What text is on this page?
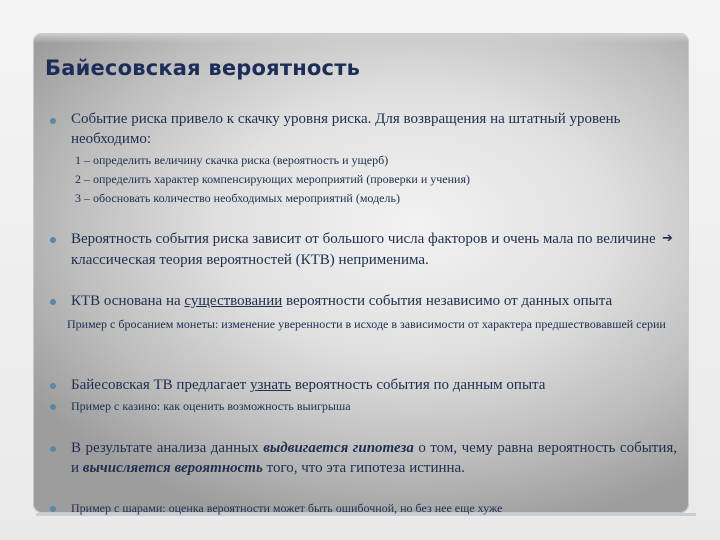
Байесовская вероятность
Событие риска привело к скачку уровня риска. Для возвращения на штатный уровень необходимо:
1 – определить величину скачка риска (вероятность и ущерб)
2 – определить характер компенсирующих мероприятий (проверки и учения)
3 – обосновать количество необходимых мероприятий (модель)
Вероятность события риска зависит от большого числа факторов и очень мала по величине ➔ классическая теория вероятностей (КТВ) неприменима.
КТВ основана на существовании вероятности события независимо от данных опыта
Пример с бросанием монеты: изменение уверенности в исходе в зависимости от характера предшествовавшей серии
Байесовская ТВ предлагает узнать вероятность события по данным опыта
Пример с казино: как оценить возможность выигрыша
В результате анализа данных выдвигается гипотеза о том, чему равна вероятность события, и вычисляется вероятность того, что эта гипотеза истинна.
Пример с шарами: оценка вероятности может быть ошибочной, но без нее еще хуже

* * *

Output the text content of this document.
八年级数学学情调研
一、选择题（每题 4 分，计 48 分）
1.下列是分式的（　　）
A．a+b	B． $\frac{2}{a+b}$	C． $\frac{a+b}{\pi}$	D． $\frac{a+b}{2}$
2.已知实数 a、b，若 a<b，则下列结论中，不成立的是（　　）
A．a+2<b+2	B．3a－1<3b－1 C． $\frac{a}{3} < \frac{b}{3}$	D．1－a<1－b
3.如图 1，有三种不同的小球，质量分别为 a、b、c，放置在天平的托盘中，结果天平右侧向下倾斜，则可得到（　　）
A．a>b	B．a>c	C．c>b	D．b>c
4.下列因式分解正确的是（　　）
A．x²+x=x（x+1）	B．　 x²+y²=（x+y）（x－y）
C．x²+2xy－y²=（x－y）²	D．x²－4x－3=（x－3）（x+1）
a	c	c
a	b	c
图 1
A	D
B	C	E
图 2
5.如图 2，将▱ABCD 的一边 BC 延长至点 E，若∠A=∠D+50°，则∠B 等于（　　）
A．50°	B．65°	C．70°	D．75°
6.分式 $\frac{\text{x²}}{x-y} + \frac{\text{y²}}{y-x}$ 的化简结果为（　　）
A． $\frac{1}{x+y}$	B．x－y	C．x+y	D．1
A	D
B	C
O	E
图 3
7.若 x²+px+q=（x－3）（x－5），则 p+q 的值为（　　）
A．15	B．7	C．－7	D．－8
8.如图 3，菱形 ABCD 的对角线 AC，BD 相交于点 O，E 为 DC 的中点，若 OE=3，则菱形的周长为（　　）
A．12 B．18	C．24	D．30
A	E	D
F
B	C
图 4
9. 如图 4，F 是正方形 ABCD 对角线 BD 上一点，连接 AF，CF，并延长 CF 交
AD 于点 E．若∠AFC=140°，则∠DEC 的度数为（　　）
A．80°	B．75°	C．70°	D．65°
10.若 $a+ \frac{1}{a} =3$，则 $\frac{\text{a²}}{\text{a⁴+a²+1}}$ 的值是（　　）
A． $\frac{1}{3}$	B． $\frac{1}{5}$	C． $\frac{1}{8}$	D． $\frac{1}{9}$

*WRITTEN REQUEST:* Locate all lines holding the word "text", then copy them out.

*EXERCISE ANSWER:*
What text is on this page?
Output the text content of this document.
6.分式 $\frac{\text{x²}}{x-y} + \frac{\text{y²}}{y-x}$ 的化简结果为（　　）
10.若 $a+ \frac{1}{a} =3$，则 $\frac{\text{a²}}{\text{a⁴+a²+1}}$ 的值是（　　）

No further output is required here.